Goal of the exercise:
Extract every line that includes the string "right".
++++ Material provided ++++
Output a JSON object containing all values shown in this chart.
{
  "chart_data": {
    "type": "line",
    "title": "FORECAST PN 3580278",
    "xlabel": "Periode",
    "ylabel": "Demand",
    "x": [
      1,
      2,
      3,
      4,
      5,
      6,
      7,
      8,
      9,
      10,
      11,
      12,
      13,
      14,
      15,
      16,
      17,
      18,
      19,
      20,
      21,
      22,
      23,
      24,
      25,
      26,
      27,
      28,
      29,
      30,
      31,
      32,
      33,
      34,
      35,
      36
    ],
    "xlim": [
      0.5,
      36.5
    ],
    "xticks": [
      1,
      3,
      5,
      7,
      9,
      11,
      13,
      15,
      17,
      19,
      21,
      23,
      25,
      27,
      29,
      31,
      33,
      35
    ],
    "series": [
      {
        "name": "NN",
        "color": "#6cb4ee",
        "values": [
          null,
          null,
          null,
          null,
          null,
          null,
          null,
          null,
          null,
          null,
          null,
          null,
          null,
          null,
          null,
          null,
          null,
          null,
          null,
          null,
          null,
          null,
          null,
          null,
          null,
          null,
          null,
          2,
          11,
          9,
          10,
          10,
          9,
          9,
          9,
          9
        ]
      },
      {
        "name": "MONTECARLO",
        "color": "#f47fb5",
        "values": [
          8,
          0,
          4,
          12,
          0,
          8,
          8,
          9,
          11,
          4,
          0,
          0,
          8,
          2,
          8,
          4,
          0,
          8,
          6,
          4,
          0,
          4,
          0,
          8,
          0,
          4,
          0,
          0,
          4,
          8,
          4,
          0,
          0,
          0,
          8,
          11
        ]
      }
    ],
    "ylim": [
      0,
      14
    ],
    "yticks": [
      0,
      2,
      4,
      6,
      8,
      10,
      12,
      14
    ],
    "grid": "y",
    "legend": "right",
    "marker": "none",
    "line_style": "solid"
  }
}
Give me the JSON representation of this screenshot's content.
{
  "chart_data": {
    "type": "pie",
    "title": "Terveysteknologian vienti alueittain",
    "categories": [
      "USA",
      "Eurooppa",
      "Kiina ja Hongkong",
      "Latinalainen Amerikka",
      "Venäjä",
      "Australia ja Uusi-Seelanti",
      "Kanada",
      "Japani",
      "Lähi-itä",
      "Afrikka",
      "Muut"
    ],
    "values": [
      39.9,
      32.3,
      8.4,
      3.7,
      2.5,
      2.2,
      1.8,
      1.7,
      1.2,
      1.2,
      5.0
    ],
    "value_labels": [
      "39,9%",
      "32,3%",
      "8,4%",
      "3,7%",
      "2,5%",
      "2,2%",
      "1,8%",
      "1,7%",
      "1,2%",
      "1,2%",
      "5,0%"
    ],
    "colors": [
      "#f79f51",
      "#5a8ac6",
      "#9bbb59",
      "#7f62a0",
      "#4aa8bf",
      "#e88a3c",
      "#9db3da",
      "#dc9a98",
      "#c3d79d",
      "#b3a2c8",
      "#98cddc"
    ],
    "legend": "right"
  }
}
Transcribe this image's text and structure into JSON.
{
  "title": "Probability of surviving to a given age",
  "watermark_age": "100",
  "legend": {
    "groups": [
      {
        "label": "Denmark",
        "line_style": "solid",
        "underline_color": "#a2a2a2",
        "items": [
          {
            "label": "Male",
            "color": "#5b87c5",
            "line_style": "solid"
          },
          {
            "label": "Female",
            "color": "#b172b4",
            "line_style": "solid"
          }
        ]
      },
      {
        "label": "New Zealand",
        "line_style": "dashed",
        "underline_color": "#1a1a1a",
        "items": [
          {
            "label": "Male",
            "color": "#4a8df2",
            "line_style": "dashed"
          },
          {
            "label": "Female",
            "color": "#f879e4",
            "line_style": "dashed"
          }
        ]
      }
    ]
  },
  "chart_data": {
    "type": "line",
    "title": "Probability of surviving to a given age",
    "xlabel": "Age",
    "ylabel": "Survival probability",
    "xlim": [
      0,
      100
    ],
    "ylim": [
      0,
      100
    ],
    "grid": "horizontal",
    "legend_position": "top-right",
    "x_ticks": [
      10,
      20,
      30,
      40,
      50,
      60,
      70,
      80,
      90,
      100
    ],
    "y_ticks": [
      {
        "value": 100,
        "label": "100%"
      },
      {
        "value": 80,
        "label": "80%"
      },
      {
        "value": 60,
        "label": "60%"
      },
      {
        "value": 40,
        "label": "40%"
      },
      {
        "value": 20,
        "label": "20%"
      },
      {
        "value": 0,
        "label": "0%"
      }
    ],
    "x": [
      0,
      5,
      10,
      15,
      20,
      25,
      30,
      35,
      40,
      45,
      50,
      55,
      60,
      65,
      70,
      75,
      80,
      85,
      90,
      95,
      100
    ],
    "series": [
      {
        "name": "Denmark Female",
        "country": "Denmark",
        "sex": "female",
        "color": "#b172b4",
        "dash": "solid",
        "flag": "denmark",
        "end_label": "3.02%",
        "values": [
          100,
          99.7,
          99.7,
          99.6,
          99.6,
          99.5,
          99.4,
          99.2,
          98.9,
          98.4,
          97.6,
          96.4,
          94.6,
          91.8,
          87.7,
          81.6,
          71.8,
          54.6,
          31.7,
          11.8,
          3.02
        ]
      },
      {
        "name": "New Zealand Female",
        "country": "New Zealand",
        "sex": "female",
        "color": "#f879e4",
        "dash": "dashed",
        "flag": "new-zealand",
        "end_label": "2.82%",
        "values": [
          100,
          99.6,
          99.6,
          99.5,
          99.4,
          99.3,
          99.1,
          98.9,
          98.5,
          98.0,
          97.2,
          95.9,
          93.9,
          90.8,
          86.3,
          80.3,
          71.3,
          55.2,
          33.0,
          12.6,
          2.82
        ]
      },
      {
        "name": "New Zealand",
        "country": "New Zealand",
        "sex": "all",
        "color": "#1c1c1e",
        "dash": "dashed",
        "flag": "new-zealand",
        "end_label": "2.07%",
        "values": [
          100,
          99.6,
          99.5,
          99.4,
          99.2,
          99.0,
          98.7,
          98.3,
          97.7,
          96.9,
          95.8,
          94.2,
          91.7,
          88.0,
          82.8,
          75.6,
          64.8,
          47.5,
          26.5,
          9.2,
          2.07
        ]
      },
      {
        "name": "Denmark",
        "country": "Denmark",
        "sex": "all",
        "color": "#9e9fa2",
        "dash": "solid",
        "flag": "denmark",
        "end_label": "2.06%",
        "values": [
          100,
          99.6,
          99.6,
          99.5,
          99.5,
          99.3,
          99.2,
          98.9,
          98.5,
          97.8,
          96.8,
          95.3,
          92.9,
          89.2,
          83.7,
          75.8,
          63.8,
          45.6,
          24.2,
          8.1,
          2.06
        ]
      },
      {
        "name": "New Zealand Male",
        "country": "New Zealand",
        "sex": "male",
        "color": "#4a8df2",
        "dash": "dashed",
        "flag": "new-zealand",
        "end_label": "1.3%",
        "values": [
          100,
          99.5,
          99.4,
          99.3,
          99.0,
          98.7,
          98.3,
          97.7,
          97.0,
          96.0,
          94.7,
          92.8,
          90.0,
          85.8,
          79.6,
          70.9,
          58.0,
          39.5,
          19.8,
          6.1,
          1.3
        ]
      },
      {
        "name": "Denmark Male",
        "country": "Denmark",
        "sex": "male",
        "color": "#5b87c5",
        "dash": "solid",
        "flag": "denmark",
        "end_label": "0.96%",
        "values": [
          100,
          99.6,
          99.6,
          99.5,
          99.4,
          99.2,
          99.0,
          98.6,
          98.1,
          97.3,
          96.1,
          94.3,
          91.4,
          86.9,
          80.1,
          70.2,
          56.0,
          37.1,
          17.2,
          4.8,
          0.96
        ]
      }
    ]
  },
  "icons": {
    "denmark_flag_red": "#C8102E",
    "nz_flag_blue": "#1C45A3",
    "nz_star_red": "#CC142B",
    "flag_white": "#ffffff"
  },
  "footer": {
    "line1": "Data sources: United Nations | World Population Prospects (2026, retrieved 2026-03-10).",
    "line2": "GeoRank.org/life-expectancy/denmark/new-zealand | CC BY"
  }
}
++++
Complete output:
    "legend": "right",
    "legend": "right"
    "legend_position": "top-right",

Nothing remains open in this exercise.